• **TASK PROMPT**
Write out exactly the lines running from the line that includes "Output the text content of this document." to the end of the data, both ends included, and nothing besides.

• **MATERIAL**
◇ ◇ ◇

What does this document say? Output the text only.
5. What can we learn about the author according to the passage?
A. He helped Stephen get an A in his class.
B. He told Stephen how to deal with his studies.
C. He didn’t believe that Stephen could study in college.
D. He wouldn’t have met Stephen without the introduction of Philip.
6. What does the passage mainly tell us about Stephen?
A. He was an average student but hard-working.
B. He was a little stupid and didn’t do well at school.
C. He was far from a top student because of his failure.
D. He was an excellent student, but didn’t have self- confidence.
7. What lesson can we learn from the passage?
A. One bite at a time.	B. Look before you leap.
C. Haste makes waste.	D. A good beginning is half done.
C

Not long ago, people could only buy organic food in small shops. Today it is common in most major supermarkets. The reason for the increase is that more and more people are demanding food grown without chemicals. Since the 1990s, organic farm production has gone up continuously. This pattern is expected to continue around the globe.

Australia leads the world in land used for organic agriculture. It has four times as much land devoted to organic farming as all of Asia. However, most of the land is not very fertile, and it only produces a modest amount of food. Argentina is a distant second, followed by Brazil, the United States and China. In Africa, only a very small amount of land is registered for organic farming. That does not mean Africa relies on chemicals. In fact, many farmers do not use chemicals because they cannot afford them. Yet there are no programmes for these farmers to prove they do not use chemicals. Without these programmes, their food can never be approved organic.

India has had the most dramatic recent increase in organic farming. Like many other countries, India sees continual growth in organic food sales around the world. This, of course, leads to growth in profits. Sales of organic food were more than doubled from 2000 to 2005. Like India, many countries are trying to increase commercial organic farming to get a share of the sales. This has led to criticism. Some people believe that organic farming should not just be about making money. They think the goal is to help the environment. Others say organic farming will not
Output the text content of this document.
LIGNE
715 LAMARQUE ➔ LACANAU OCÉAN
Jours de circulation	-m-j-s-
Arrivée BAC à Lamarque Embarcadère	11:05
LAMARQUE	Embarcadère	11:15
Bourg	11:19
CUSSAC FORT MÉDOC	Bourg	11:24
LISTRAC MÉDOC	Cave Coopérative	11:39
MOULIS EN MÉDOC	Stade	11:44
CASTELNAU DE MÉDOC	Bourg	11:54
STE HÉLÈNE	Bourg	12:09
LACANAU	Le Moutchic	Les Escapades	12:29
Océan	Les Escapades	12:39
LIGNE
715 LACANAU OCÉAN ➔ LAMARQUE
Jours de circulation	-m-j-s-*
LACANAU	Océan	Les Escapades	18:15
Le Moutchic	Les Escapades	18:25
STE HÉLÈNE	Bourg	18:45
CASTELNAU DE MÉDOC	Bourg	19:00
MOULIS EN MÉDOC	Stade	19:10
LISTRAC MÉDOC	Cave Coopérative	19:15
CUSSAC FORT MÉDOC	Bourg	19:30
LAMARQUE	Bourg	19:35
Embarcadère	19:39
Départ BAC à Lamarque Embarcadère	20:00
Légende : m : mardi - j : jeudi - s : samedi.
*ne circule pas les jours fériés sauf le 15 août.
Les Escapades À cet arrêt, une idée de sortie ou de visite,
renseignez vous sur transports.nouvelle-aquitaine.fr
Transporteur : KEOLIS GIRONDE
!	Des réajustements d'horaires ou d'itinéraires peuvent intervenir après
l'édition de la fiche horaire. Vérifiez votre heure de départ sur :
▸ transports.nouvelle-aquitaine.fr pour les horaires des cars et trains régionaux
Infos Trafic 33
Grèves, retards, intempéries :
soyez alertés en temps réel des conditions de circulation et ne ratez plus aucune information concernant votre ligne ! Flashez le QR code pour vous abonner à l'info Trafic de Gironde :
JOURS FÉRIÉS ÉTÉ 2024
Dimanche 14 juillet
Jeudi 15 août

◇ ◇ ◇

• **RESPONSE TO THE TASK**
Output the text content of this document.
LIGNE
715 LAMARQUE ➔ LACANAU OCÉAN
Jours de circulation	-m-j-s-
Arrivée BAC à Lamarque Embarcadère	11:05
LAMARQUE	Embarcadère	11:15
Bourg	11:19
CUSSAC FORT MÉDOC	Bourg	11:24
LISTRAC MÉDOC	Cave Coopérative	11:39
MOULIS EN MÉDOC	Stade	11:44
CASTELNAU DE MÉDOC	Bourg	11:54
STE HÉLÈNE	Bourg	12:09
LACANAU	Le Moutchic	Les Escapades	12:29
Océan	Les Escapades	12:39
LIGNE
715 LACANAU OCÉAN ➔ LAMARQUE
Jours de circulation	-m-j-s-*
LACANAU	Océan	Les Escapades	18:15
Le Moutchic	Les Escapades	18:25
STE HÉLÈNE	Bourg	18:45
CASTELNAU DE MÉDOC	Bourg	19:00
MOULIS EN MÉDOC	Stade	19:10
LISTRAC MÉDOC	Cave Coopérative	19:15
CUSSAC FORT MÉDOC	Bourg	19:30
LAMARQUE	Bourg	19:35
Embarcadère	19:39
Départ BAC à Lamarque Embarcadère	20:00
Légende : m : mardi - j : jeudi - s : samedi.
*ne circule pas les jours fériés sauf le 15 août.
Les Escapades À cet arrêt, une idée de sortie ou de visite,
renseignez vous sur transports.nouvelle-aquitaine.fr
Transporteur : KEOLIS GIRONDE
!	Des réajustements d'horaires ou d'itinéraires peuvent intervenir après
l'édition de la fiche horaire. Vérifiez votre heure de départ sur :
▸ transports.nouvelle-aquitaine.fr pour les horaires des cars et trains régionaux
Infos Trafic 33
Grèves, retards, intempéries :
soyez alertés en temps réel des conditions de circulation et ne ratez plus aucune information concernant votre ligne ! Flashez le QR code pour vous abonner à l'info Trafic de Gironde :
JOURS FÉRIÉS ÉTÉ 2024
Dimanche 14 juillet
Jeudi 15 août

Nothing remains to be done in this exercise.